> [EXERCISE BRIEF] In the records below, find each line containing the word "Yield" and copy it.

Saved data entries
--

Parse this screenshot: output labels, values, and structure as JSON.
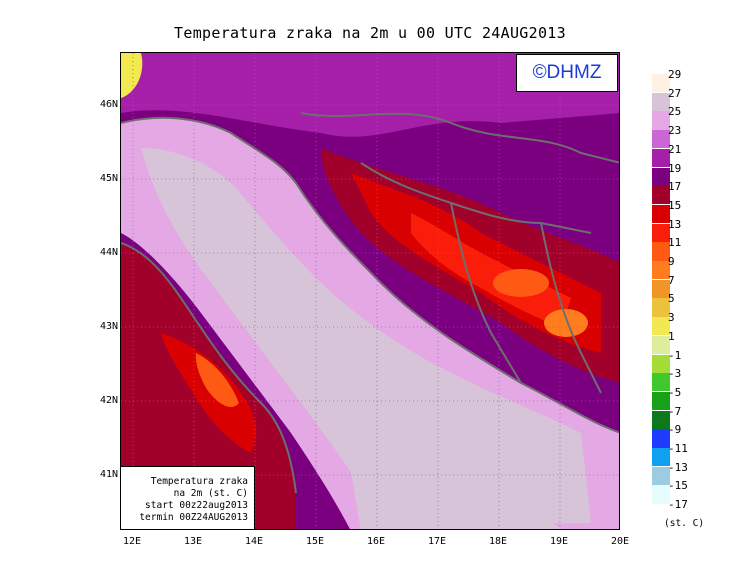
{
  "title": "Temperatura zraka na 2m u 00 UTC 24AUG2013",
  "brand": "©DHMZ",
  "info": {
    "line1": "Temperatura zraka",
    "line2": "na 2m (st. C)",
    "line3": "start 00z22aug2013",
    "line4": "termin 00Z24AUG2013"
  },
  "axes": {
    "lat_labels": [
      "46N",
      "45N",
      "44N",
      "43N",
      "42N",
      "41N"
    ],
    "lon_labels": [
      "12E",
      "13E",
      "14E",
      "15E",
      "16E",
      "17E",
      "18E",
      "19E",
      "20E"
    ],
    "lat_range": [
      40.25,
      46.75
    ],
    "lon_range": [
      11.8,
      20.0
    ]
  },
  "legend": {
    "unit": "(st. C)",
    "labels": [
      "29",
      "27",
      "25",
      "23",
      "21",
      "19",
      "17",
      "15",
      "13",
      "11",
      "9",
      "7",
      "5",
      "3",
      "1",
      "-1",
      "-3",
      "-5",
      "-7",
      "-9",
      "-11",
      "-13",
      "-15",
      "-17"
    ],
    "colors": [
      "#fff1e2",
      "#d8c4d8",
      "#e4a8e4",
      "#cc66d6",
      "#a51fa8",
      "#7a0080",
      "#a0002a",
      "#d80000",
      "#fa1e0a",
      "#ff5a14",
      "#ff7d1e",
      "#f09628",
      "#ecc23c",
      "#f2e850",
      "#dcee9c",
      "#a4dc38",
      "#40c82c",
      "#18a018",
      "#0c7a1c",
      "#1e3cff",
      "#10a0f0",
      "#9ccce0",
      "#e6fcff"
    ]
  },
  "colors": {
    "sea": "#d8c4d8",
    "coast_sea": "#e4a8e4",
    "border": "#6e6e6e"
  }
}
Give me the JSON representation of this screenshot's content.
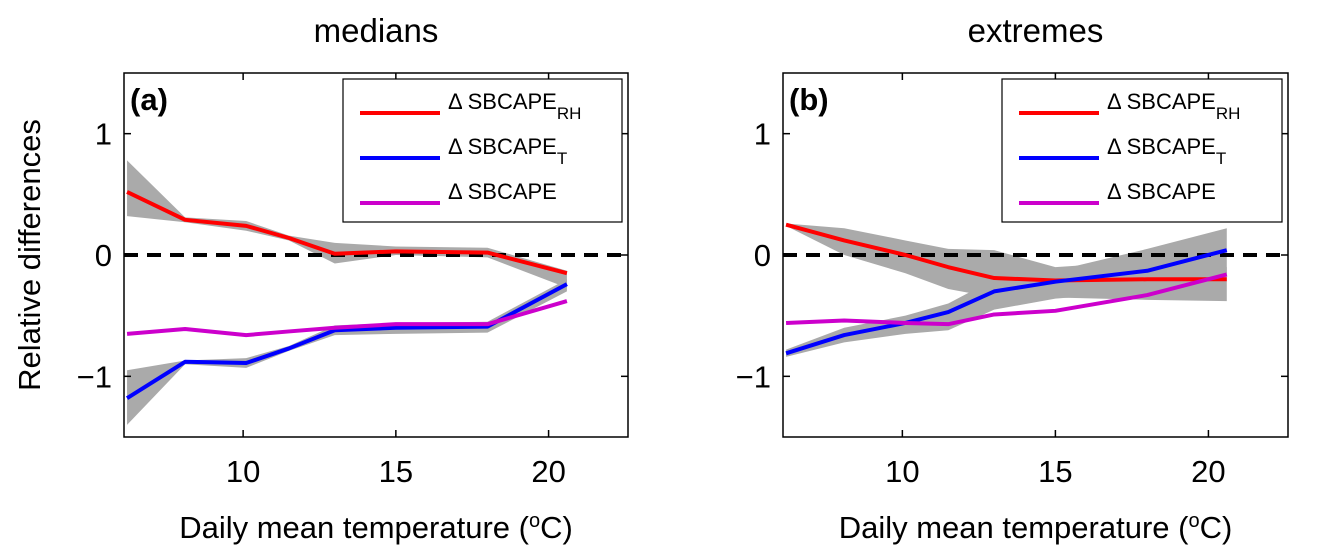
{
  "chart_data": [
    {
      "type": "line",
      "title": "medians",
      "panel_label": "(a)",
      "ylabel": "Relative differences",
      "xlabel": [
        "Daily mean temperature (",
        "o",
        "C)"
      ],
      "x": [
        6.2,
        8.1,
        10.1,
        11.5,
        13.0,
        15.0,
        18.0,
        20.6
      ],
      "xlim": [
        6.1,
        22.6
      ],
      "xticks": [
        10,
        15,
        20
      ],
      "ylim": [
        -1.5,
        1.5
      ],
      "yticks": [
        {
          "value": -1,
          "label": "−1"
        },
        0,
        1
      ],
      "hline": 0,
      "band_color": "#aaaaaa",
      "series": [
        {
          "name": "Δ SBCAPE",
          "name_subscript": "RH",
          "color": "#ff0000",
          "values": [
            0.52,
            0.29,
            0.24,
            0.14,
            0.01,
            0.03,
            0.02,
            -0.15
          ],
          "band": {
            "upper": [
              0.78,
              0.31,
              0.28,
              0.16,
              0.1,
              0.07,
              0.06,
              -0.13
            ],
            "lower": [
              0.32,
              0.27,
              0.2,
              0.12,
              -0.07,
              0.0,
              -0.02,
              -0.27
            ]
          }
        },
        {
          "name": "Δ SBCAPE",
          "name_subscript": "T",
          "color": "#0000ff",
          "values": [
            -1.18,
            -0.88,
            -0.89,
            -0.77,
            -0.62,
            -0.6,
            -0.59,
            -0.24
          ],
          "band": {
            "upper": [
              -0.95,
              -0.87,
              -0.85,
              -0.75,
              -0.58,
              -0.56,
              -0.55,
              -0.2
            ],
            "lower": [
              -1.4,
              -0.9,
              -0.93,
              -0.79,
              -0.66,
              -0.65,
              -0.64,
              -0.3
            ]
          }
        },
        {
          "name": "Δ SBCAPE",
          "color": "#cc00cc",
          "values": [
            -0.65,
            -0.61,
            -0.66,
            -0.63,
            -0.6,
            -0.57,
            -0.57,
            -0.38
          ]
        }
      ]
    },
    {
      "type": "line",
      "title": "extremes",
      "panel_label": "(b)",
      "xlabel": [
        "Daily mean temperature (",
        "o",
        "C)"
      ],
      "x": [
        6.2,
        8.1,
        10.1,
        11.5,
        13.0,
        15.0,
        18.0,
        20.6
      ],
      "xlim": [
        6.1,
        22.6
      ],
      "xticks": [
        10,
        15,
        20
      ],
      "ylim": [
        -1.5,
        1.5
      ],
      "yticks": [
        {
          "value": -1,
          "label": "−1"
        },
        0,
        1
      ],
      "hline": 0,
      "band_color": "#aaaaaa",
      "series": [
        {
          "name": "Δ SBCAPE",
          "name_subscript": "RH",
          "color": "#ff0000",
          "values": [
            0.25,
            0.12,
            0.0,
            -0.1,
            -0.19,
            -0.21,
            -0.2,
            -0.2
          ],
          "band": {
            "upper": [
              0.26,
              0.22,
              0.12,
              0.05,
              0.04,
              -0.1,
              -0.05,
              -0.1
            ],
            "lower": [
              0.24,
              0.0,
              -0.15,
              -0.28,
              -0.35,
              -0.35,
              -0.37,
              -0.38
            ]
          }
        },
        {
          "name": "Δ SBCAPE",
          "name_subscript": "T",
          "color": "#0000ff",
          "values": [
            -0.81,
            -0.66,
            -0.56,
            -0.47,
            -0.3,
            -0.22,
            -0.13,
            0.04
          ],
          "band": {
            "upper": [
              -0.78,
              -0.6,
              -0.5,
              -0.4,
              -0.2,
              -0.13,
              0.05,
              0.22
            ],
            "lower": [
              -0.84,
              -0.72,
              -0.65,
              -0.62,
              -0.45,
              -0.36,
              -0.3,
              -0.15
            ]
          }
        },
        {
          "name": "Δ SBCAPE",
          "color": "#cc00cc",
          "values": [
            -0.56,
            -0.54,
            -0.56,
            -0.57,
            -0.49,
            -0.46,
            -0.33,
            -0.16
          ]
        }
      ]
    }
  ]
}
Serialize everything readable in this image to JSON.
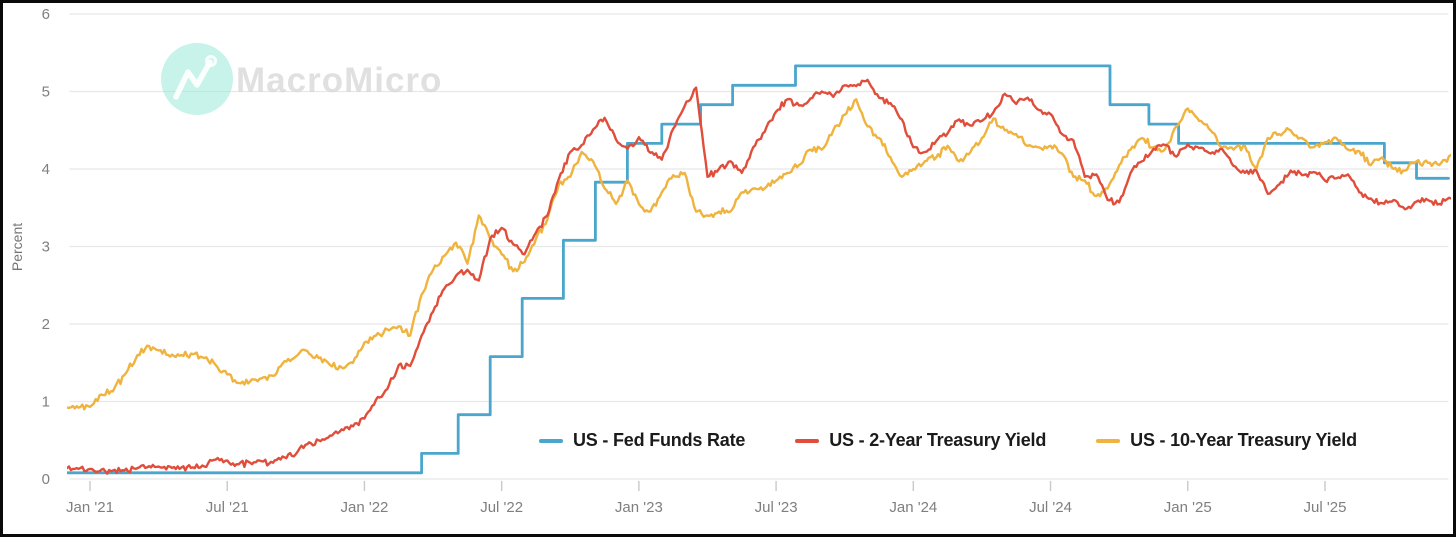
{
  "watermark": {
    "brand": "MacroMicro"
  },
  "chart_data": {
    "type": "line",
    "title": "",
    "xlabel": "",
    "ylabel": "Percent",
    "ylim": [
      0,
      6
    ],
    "yticks": [
      0,
      1,
      2,
      3,
      4,
      5,
      6
    ],
    "grid": "horizontal",
    "legend_position": "bottom-inside",
    "x_unit": "months since Jan 2021",
    "xlim_months": [
      -0.9,
      59.4
    ],
    "xticks": [
      {
        "pos": 0,
        "label": "Jan '21"
      },
      {
        "pos": 6,
        "label": "Jul '21"
      },
      {
        "pos": 12,
        "label": "Jan '22"
      },
      {
        "pos": 18,
        "label": "Jul '22"
      },
      {
        "pos": 24,
        "label": "Jan '23"
      },
      {
        "pos": 30,
        "label": "Jul '23"
      },
      {
        "pos": 36,
        "label": "Jan '24"
      },
      {
        "pos": 42,
        "label": "Jul '24"
      },
      {
        "pos": 48,
        "label": "Jan '25"
      },
      {
        "pos": 54,
        "label": "Jul '25"
      }
    ],
    "series": [
      {
        "name": "US - Fed Funds Rate",
        "color": "#4BA6CE",
        "style": "step",
        "width": 2.8,
        "points": [
          [
            -1.0,
            0.08
          ],
          [
            14.5,
            0.33
          ],
          [
            16.1,
            0.83
          ],
          [
            17.5,
            1.58
          ],
          [
            18.9,
            2.33
          ],
          [
            20.7,
            3.08
          ],
          [
            22.1,
            3.83
          ],
          [
            23.5,
            4.33
          ],
          [
            25.0,
            4.58
          ],
          [
            26.7,
            4.83
          ],
          [
            28.1,
            5.08
          ],
          [
            30.85,
            5.33
          ],
          [
            44.6,
            4.83
          ],
          [
            46.3,
            4.58
          ],
          [
            47.6,
            4.33
          ],
          [
            56.6,
            4.08
          ],
          [
            58.0,
            3.88
          ],
          [
            59.4,
            3.88
          ]
        ]
      },
      {
        "name": "US - 10-Year Treasury Yield",
        "color": "#EFB33E",
        "style": "line",
        "width": 2.4,
        "noise": 0.05,
        "encoding": "uniform",
        "t0": -1.0,
        "dt": 0.5,
        "values": [
          0.92,
          0.92,
          0.93,
          1.09,
          1.13,
          1.34,
          1.55,
          1.72,
          1.66,
          1.58,
          1.6,
          1.61,
          1.56,
          1.47,
          1.35,
          1.24,
          1.26,
          1.3,
          1.33,
          1.52,
          1.58,
          1.65,
          1.56,
          1.47,
          1.44,
          1.5,
          1.76,
          1.85,
          1.93,
          1.97,
          1.85,
          2.38,
          2.7,
          2.88,
          3.05,
          2.78,
          3.4,
          3.1,
          2.9,
          2.68,
          2.8,
          3.1,
          3.35,
          3.8,
          3.9,
          4.22,
          4.1,
          3.75,
          3.55,
          3.85,
          3.55,
          3.45,
          3.7,
          3.92,
          3.95,
          3.45,
          3.4,
          3.45,
          3.45,
          3.7,
          3.75,
          3.75,
          3.85,
          3.95,
          4.05,
          4.25,
          4.25,
          4.5,
          4.7,
          4.9,
          4.55,
          4.4,
          4.15,
          3.9,
          4.0,
          4.1,
          4.15,
          4.3,
          4.1,
          4.22,
          4.4,
          4.65,
          4.5,
          4.45,
          4.3,
          4.28,
          4.3,
          4.2,
          3.9,
          3.85,
          3.65,
          3.75,
          4.05,
          4.25,
          4.4,
          4.28,
          4.25,
          4.55,
          4.78,
          4.62,
          4.5,
          4.28,
          4.25,
          4.3,
          4.0,
          4.4,
          4.45,
          4.5,
          4.4,
          4.28,
          4.35,
          4.4,
          4.25,
          4.23,
          4.05,
          4.15,
          4.0,
          3.98,
          4.1,
          4.08,
          4.05,
          4.18
        ]
      },
      {
        "name": "US - 2-Year Treasury Yield",
        "color": "#E04E3B",
        "style": "line",
        "width": 2.4,
        "noise": 0.045,
        "encoding": "uniform",
        "t0": -1.0,
        "dt": 0.5,
        "values": [
          0.14,
          0.13,
          0.13,
          0.12,
          0.11,
          0.11,
          0.13,
          0.15,
          0.16,
          0.16,
          0.15,
          0.15,
          0.16,
          0.25,
          0.24,
          0.19,
          0.21,
          0.23,
          0.21,
          0.28,
          0.32,
          0.45,
          0.5,
          0.56,
          0.64,
          0.68,
          0.78,
          1.02,
          1.16,
          1.47,
          1.46,
          1.85,
          2.16,
          2.46,
          2.62,
          2.7,
          2.56,
          3.1,
          3.24,
          3.03,
          2.9,
          3.18,
          3.4,
          3.87,
          4.22,
          4.31,
          4.51,
          4.66,
          4.38,
          4.26,
          4.41,
          4.21,
          4.12,
          4.52,
          4.81,
          5.05,
          3.9,
          4.0,
          4.1,
          3.95,
          4.28,
          4.48,
          4.74,
          4.9,
          4.82,
          4.91,
          5.0,
          4.93,
          5.08,
          5.07,
          5.15,
          4.92,
          4.85,
          4.64,
          4.28,
          4.22,
          4.36,
          4.46,
          4.64,
          4.56,
          4.62,
          4.73,
          4.97,
          4.84,
          4.92,
          4.76,
          4.71,
          4.45,
          4.37,
          3.9,
          3.93,
          3.6,
          3.57,
          3.95,
          4.1,
          4.26,
          4.31,
          4.16,
          4.32,
          4.27,
          4.2,
          4.26,
          4.04,
          3.95,
          3.98,
          3.68,
          3.8,
          3.98,
          3.92,
          3.96,
          3.85,
          3.88,
          3.93,
          3.7,
          3.62,
          3.56,
          3.6,
          3.48,
          3.58,
          3.6,
          3.55,
          3.62
        ]
      }
    ]
  },
  "legend_order": [
    0,
    2,
    1
  ]
}
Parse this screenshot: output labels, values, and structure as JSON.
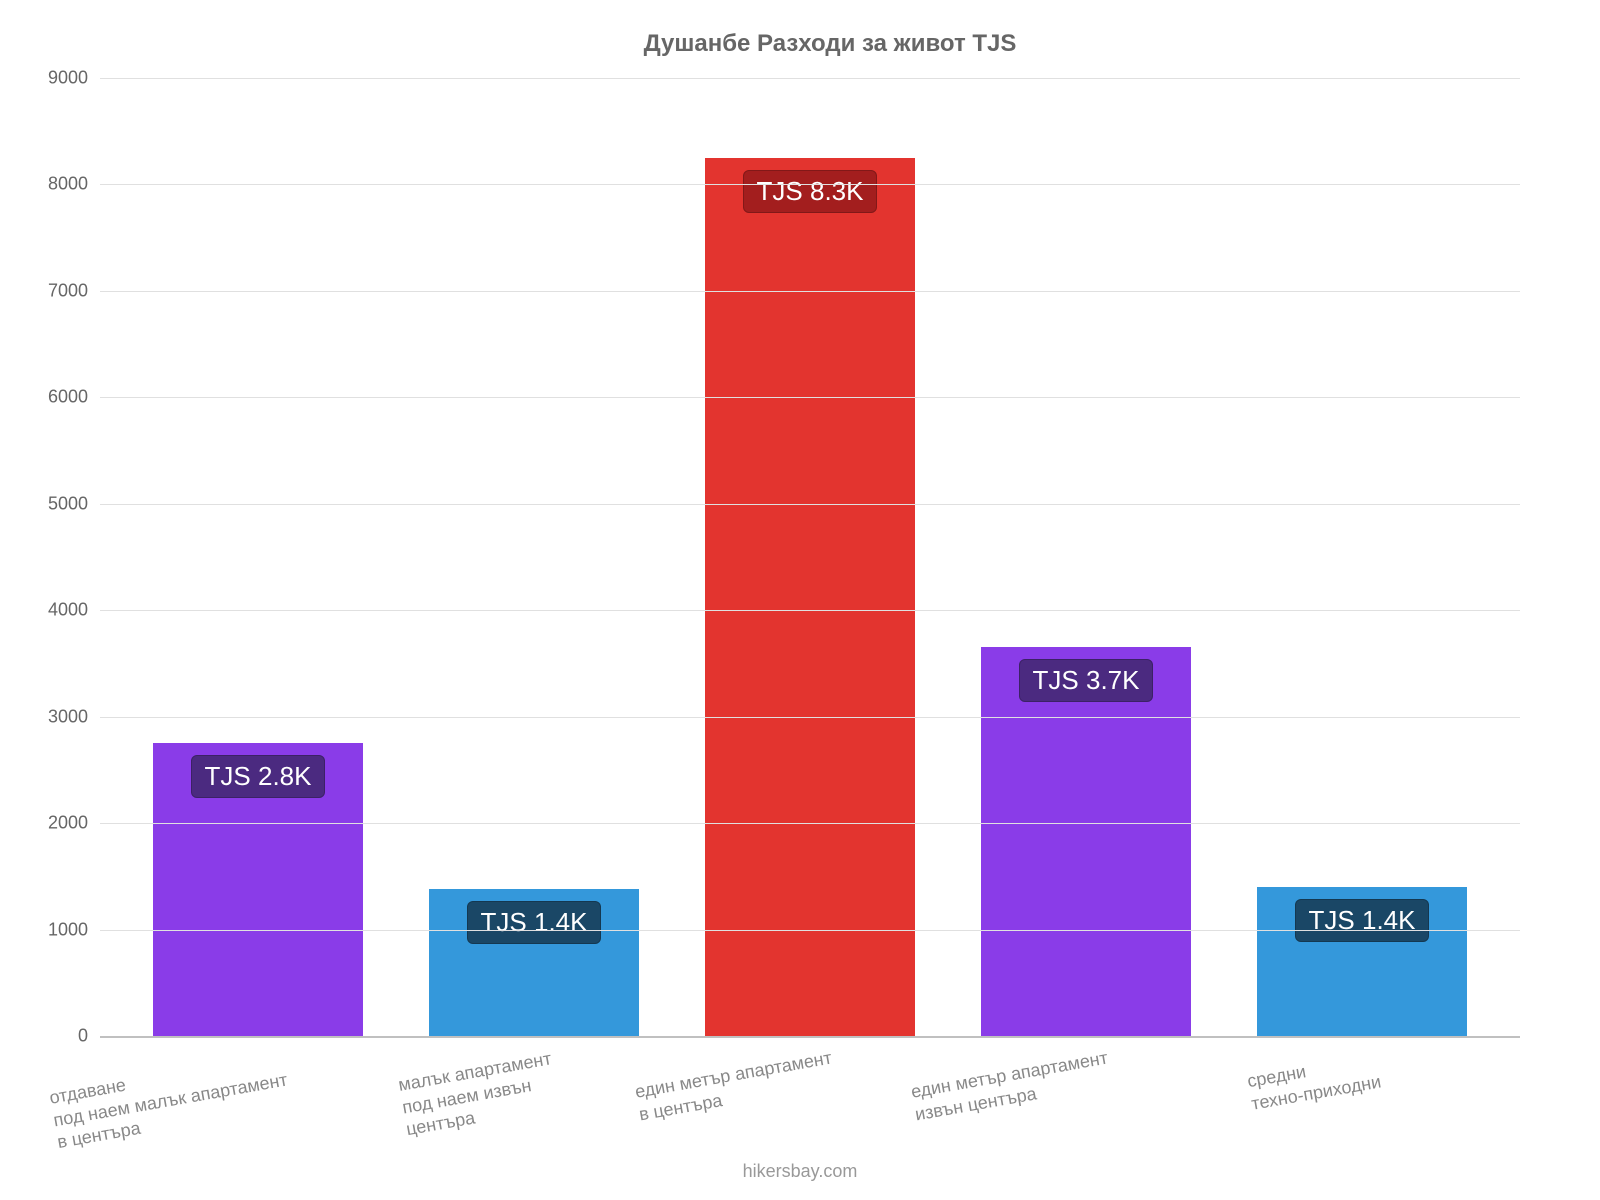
{
  "chart": {
    "type": "bar",
    "title": "Душанбе Разходи за живот TJS",
    "title_fontsize": 24,
    "title_color": "#666666",
    "background_color": "#ffffff",
    "grid_color": "#e0e0e0",
    "axis_color": "#c0c0c0",
    "tick_label_color": "#666666",
    "xlabel_color": "#888888",
    "bar_width": 0.76,
    "ylim": [
      0,
      9000
    ],
    "ytick_step": 1000,
    "yticks": [
      0,
      1000,
      2000,
      3000,
      4000,
      5000,
      6000,
      7000,
      8000,
      9000
    ],
    "categories": [
      "отдаване\nпод наем малък апартамент\nв центъра",
      "малък апартамент\nпод наем извън\nцентъра",
      "един метър апартамент\nв центъра",
      "един метър апартамент\nизвън центъра",
      "средни\nтехно-приходни"
    ],
    "values": [
      2750,
      1380,
      8250,
      3650,
      1400
    ],
    "value_labels": [
      "TJS 2.8K",
      "TJS 1.4K",
      "TJS 8.3K",
      "TJS 3.7K",
      "TJS 1.4K"
    ],
    "bar_colors": [
      "#8a3ce8",
      "#3498db",
      "#e3342f",
      "#8a3ce8",
      "#3498db"
    ],
    "label_badge_colors": [
      "#4b2a80",
      "#1a4766",
      "#a31e1e",
      "#4b2a80",
      "#1a4766"
    ],
    "label_text_color": "#ffffff",
    "label_fontsize": 26,
    "xlabel_fontsize": 18,
    "ytick_fontsize": 18,
    "xlabel_rotation_deg": -10,
    "footer": "hikersbay.com",
    "footer_color": "#999999",
    "footer_fontsize": 18
  }
}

--

> [EXERCISE OUTPUT]
        "name": "US - 10-Year Treasury Yield",
        "name": "US - 2-Year Treasury Yield",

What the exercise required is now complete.